--- EXCERPTED RECORDS ---
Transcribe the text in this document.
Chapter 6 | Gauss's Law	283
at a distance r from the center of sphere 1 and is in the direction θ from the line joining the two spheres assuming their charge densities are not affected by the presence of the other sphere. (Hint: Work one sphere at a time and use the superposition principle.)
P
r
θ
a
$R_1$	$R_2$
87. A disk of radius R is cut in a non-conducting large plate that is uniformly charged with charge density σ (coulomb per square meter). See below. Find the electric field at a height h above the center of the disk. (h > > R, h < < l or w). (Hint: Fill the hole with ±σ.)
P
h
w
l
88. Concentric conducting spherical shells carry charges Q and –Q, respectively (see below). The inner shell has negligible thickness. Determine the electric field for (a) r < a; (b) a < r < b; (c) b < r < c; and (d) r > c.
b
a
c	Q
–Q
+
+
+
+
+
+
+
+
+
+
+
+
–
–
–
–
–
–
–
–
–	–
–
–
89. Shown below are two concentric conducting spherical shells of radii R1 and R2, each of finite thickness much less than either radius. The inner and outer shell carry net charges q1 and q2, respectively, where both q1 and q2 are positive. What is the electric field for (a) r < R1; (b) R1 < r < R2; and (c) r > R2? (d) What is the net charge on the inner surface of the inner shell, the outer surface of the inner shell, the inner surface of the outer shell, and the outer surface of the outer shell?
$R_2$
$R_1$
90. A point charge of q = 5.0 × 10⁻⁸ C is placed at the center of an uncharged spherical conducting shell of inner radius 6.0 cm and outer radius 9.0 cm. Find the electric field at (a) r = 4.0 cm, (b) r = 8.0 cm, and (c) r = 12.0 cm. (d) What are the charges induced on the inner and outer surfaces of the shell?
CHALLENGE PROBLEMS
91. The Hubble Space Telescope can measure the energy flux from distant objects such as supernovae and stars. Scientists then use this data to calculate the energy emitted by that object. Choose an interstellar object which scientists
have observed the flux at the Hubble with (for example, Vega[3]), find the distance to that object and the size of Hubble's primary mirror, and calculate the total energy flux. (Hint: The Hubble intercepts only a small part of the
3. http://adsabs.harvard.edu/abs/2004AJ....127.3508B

--- TASK TO COMPLETE ---
Pull out every line containing "this".

--- OUTPUT OF THE TASK ---
Transcribe the text in this document.
91. The Hubble Space Telescope can measure the energy flux from distant objects such as supernovae and stars. Scientists then use this data to calculate the energy emitted by that object. Choose an interstellar object which scientists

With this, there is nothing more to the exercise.